**TASK REQUIREMENTS**
Check every line below for the word "Electric" and show those that hold it.

**MATERIAL TO PROCESS**
[START]
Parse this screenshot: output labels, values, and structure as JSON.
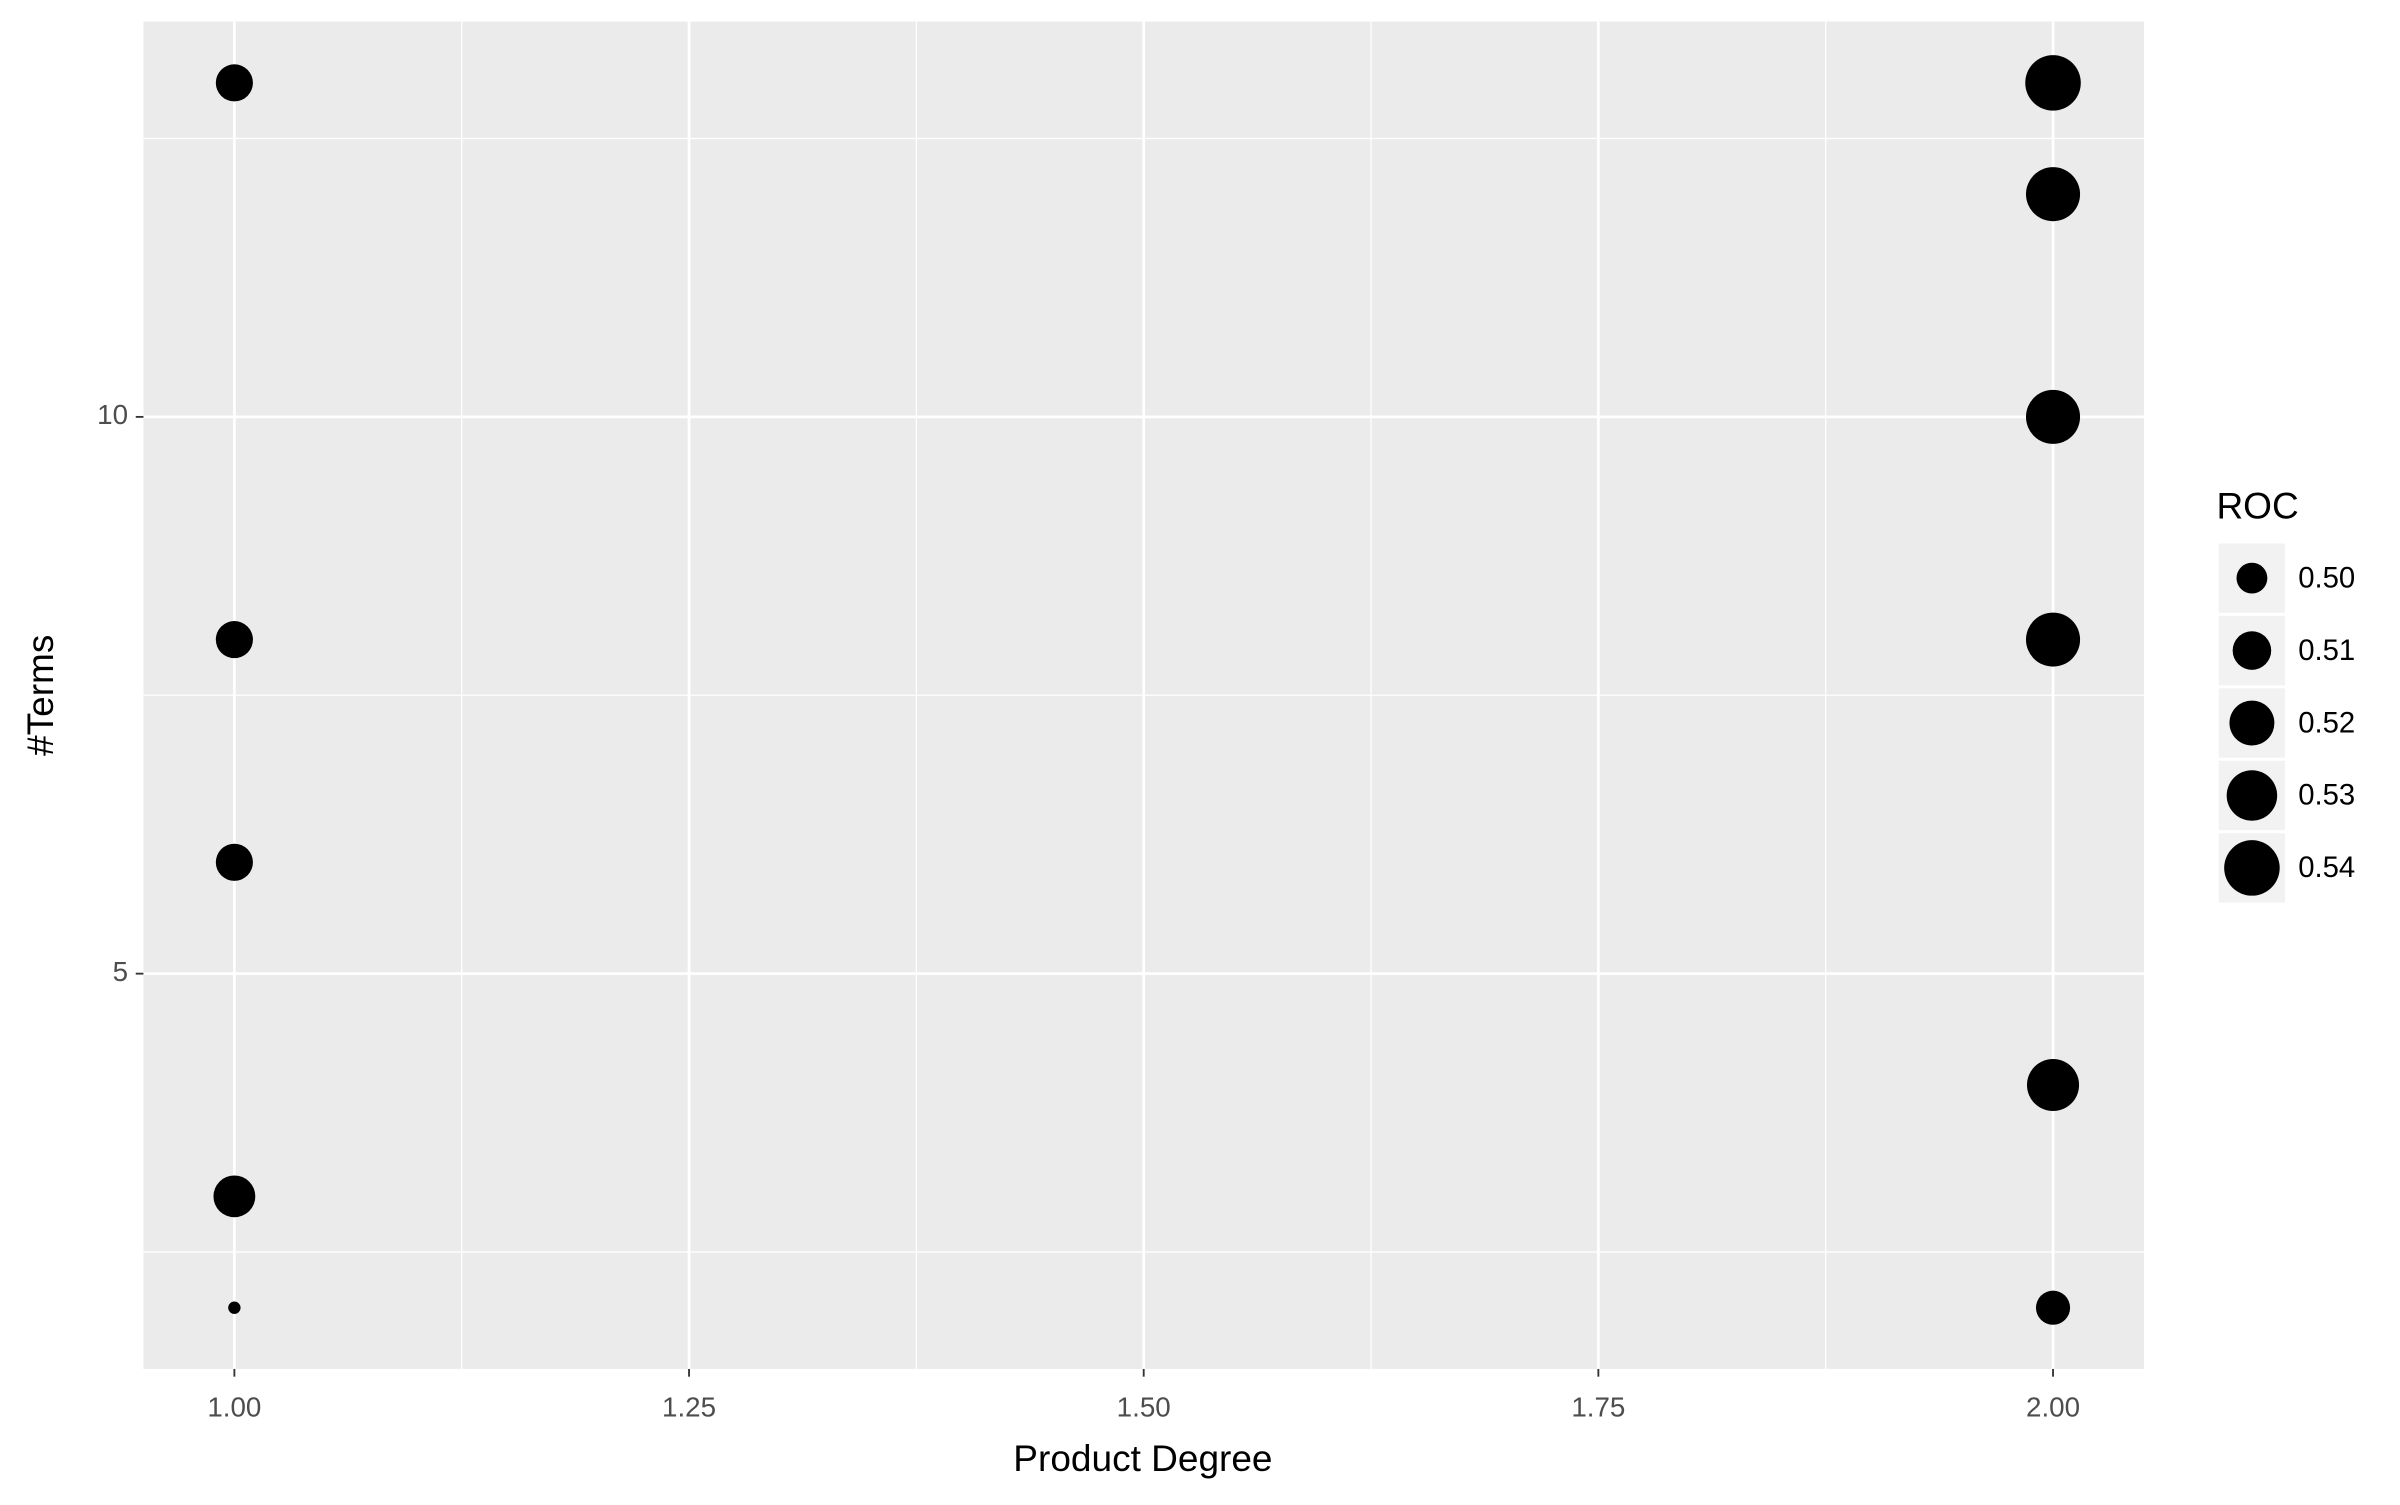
{
  "chart_data": {
    "type": "scatter",
    "x_label": "Product Degree",
    "y_label": "#Terms",
    "x": [
      1,
      1,
      1,
      1,
      1,
      2,
      2,
      2,
      2,
      2,
      2
    ],
    "y": [
      13,
      8,
      6,
      3,
      2,
      13,
      12,
      10,
      8,
      4,
      2
    ],
    "size": [
      0.508,
      0.508,
      0.508,
      0.515,
      0.485,
      0.54,
      0.537,
      0.537,
      0.537,
      0.533,
      0.504
    ],
    "color": "#000000",
    "xlim": [
      0.95,
      2.05
    ],
    "ylim": [
      1.45,
      13.55
    ],
    "xticks": [
      {
        "value": 1,
        "label": "1.00"
      },
      {
        "value": 1.25,
        "label": "1.25"
      },
      {
        "value": 1.5,
        "label": "1.50"
      },
      {
        "value": 1.75,
        "label": "1.75"
      },
      {
        "value": 2,
        "label": "2.00"
      }
    ],
    "yticks": [
      5,
      10
    ],
    "xminor": [
      1.125,
      1.375,
      1.625,
      1.875
    ],
    "yminor": [
      2.5,
      7.5,
      12.5
    ],
    "grid": true,
    "legend": {
      "title": "ROC",
      "position": "right",
      "breaks": [
        {
          "value": 0.5,
          "label": "0.50"
        },
        {
          "value": 0.51,
          "label": "0.51"
        },
        {
          "value": 0.52,
          "label": "0.52"
        },
        {
          "value": 0.53,
          "label": "0.53"
        },
        {
          "value": 0.54,
          "label": "0.54"
        }
      ]
    }
  }
}
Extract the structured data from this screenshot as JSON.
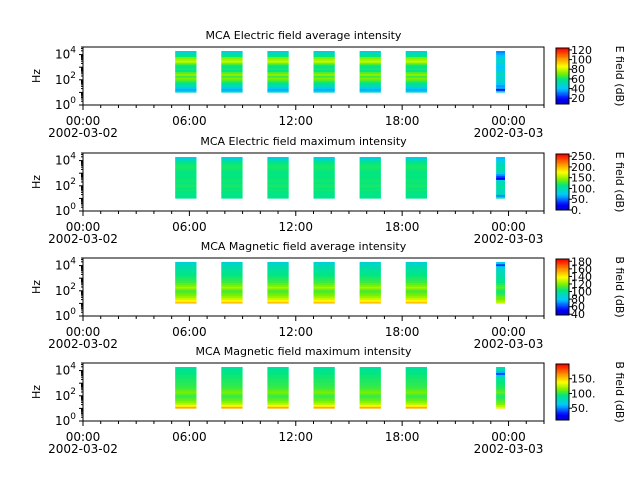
{
  "x_ticks": [
    {
      "label": "00:00",
      "date": "2002-03-02",
      "hour": 0
    },
    {
      "label": "06:00",
      "date": "",
      "hour": 6
    },
    {
      "label": "12:00",
      "date": "",
      "hour": 12
    },
    {
      "label": "18:00",
      "date": "",
      "hour": 18
    },
    {
      "label": "00:00",
      "date": "2002-03-03",
      "hour": 24
    }
  ],
  "chart_data": [
    {
      "type": "heatmap",
      "title": "MCA  Electric field average intensity",
      "ylabel": "Hz",
      "ylog": true,
      "ylim": [
        1,
        40000
      ],
      "xlim_hours": [
        0,
        26
      ],
      "y_ticks": [
        {
          "base": "10",
          "exp": "0",
          "value": 1
        },
        {
          "base": "10",
          "exp": "2",
          "value": 100
        },
        {
          "base": "10",
          "exp": "4",
          "value": 10000
        }
      ],
      "colorbar": {
        "label": "E field (dB)",
        "range": [
          8,
          124
        ],
        "ticks": [
          "120",
          "100",
          "80",
          "60",
          "40",
          "20"
        ],
        "tick_values": [
          120,
          100,
          80,
          60,
          40,
          20
        ]
      },
      "data_hour_ranges": [
        [
          5.2,
          6.4
        ],
        [
          7.8,
          9.0
        ],
        [
          10.4,
          11.6
        ],
        [
          13.0,
          14.2
        ],
        [
          15.6,
          16.8
        ],
        [
          18.2,
          19.4
        ],
        [
          23.3,
          23.8
        ]
      ],
      "band_values_db": [
        50,
        38,
        42,
        52,
        55,
        62,
        68,
        72,
        66,
        74,
        68,
        58,
        62,
        58,
        62,
        72,
        80,
        76,
        72,
        60,
        55,
        48
      ],
      "last_block_values_db": [
        48,
        20,
        38,
        36,
        40,
        44,
        50,
        48,
        45,
        52,
        48,
        42,
        44,
        40,
        42,
        46,
        50,
        48,
        46,
        40,
        38,
        34
      ]
    },
    {
      "type": "heatmap",
      "title": "MCA  Electric field maximum intensity",
      "ylabel": "Hz",
      "ylog": true,
      "ylim": [
        1,
        40000
      ],
      "xlim_hours": [
        0,
        26
      ],
      "y_ticks": [
        {
          "base": "10",
          "exp": "0",
          "value": 1
        },
        {
          "base": "10",
          "exp": "2",
          "value": 100
        },
        {
          "base": "10",
          "exp": "4",
          "value": 10000
        }
      ],
      "colorbar": {
        "label": "E field (dB)",
        "range": [
          0,
          260
        ],
        "ticks": [
          "250.",
          "200.",
          "150.",
          "100.",
          "50.",
          "0."
        ],
        "tick_values": [
          250,
          200,
          150,
          100,
          50,
          0
        ]
      },
      "data_hour_ranges": [
        [
          5.2,
          6.4
        ],
        [
          7.8,
          9.0
        ],
        [
          10.4,
          11.6
        ],
        [
          13.0,
          14.2
        ],
        [
          15.6,
          16.8
        ],
        [
          18.2,
          19.4
        ],
        [
          23.3,
          23.8
        ]
      ],
      "band_values_db": [
        115,
        112,
        118,
        116,
        120,
        118,
        122,
        120,
        118,
        121,
        119,
        117,
        118,
        116,
        118,
        120,
        122,
        121,
        119,
        115,
        100,
        85
      ],
      "last_block_values_db": [
        105,
        60,
        90,
        100,
        95,
        102,
        108,
        100,
        95,
        90,
        20,
        40,
        60,
        85,
        95,
        100,
        104,
        100,
        95,
        90,
        80,
        70
      ]
    },
    {
      "type": "heatmap",
      "title": "MCA  Magnetic field average intensity",
      "ylabel": "Hz",
      "ylog": true,
      "ylim": [
        1,
        40000
      ],
      "xlim_hours": [
        0,
        26
      ],
      "y_ticks": [
        {
          "base": "10",
          "exp": "0",
          "value": 1
        },
        {
          "base": "10",
          "exp": "2",
          "value": 100
        },
        {
          "base": "10",
          "exp": "4",
          "value": 10000
        }
      ],
      "colorbar": {
        "label": "B field (dB)",
        "range": [
          38,
          186
        ],
        "ticks": [
          "180",
          "160",
          "140",
          "120",
          "100",
          "80",
          "60",
          "40"
        ],
        "tick_values": [
          180,
          160,
          140,
          120,
          100,
          80,
          60,
          40
        ]
      },
      "data_hour_ranges": [
        [
          5.2,
          6.4
        ],
        [
          7.8,
          9.0
        ],
        [
          10.4,
          11.6
        ],
        [
          13.0,
          14.2
        ],
        [
          15.6,
          16.8
        ],
        [
          18.2,
          19.4
        ],
        [
          23.3,
          23.8
        ]
      ],
      "band_values_db": [
        150,
        140,
        130,
        124,
        120,
        116,
        112,
        118,
        126,
        120,
        116,
        112,
        110,
        108,
        106,
        104,
        102,
        100,
        98,
        96,
        92,
        88
      ],
      "last_block_values_db": [
        130,
        124,
        118,
        116,
        112,
        108,
        106,
        110,
        116,
        112,
        108,
        104,
        102,
        100,
        98,
        96,
        94,
        92,
        90,
        80,
        60,
        84
      ]
    },
    {
      "type": "heatmap",
      "title": "MCA  Magnetic field maximum intensity",
      "ylabel": "Hz",
      "ylog": true,
      "ylim": [
        1,
        40000
      ],
      "xlim_hours": [
        0,
        26
      ],
      "y_ticks": [
        {
          "base": "10",
          "exp": "0",
          "value": 1
        },
        {
          "base": "10",
          "exp": "2",
          "value": 100
        },
        {
          "base": "10",
          "exp": "4",
          "value": 10000
        }
      ],
      "colorbar": {
        "label": "B field (dB)",
        "range": [
          10,
          200
        ],
        "ticks": [
          "150.",
          "100.",
          "50."
        ],
        "tick_values": [
          150,
          100,
          50
        ]
      },
      "data_hour_ranges": [
        [
          5.2,
          6.4
        ],
        [
          7.8,
          9.0
        ],
        [
          10.4,
          11.6
        ],
        [
          13.0,
          14.2
        ],
        [
          15.6,
          16.8
        ],
        [
          18.2,
          19.4
        ],
        [
          23.3,
          23.8
        ]
      ],
      "band_values_db": [
        160,
        140,
        125,
        118,
        112,
        108,
        104,
        108,
        114,
        110,
        106,
        104,
        102,
        102,
        100,
        100,
        98,
        98,
        96,
        95,
        92,
        90
      ],
      "last_block_values_db": [
        135,
        125,
        115,
        110,
        106,
        102,
        100,
        104,
        110,
        106,
        102,
        100,
        98,
        96,
        94,
        92,
        90,
        70,
        40,
        60,
        80,
        85
      ]
    }
  ]
}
[END]
**WRITTEN ANSWER**
      "title": "MCA  Electric field average intensity",
      "title": "MCA  Electric field maximum intensity",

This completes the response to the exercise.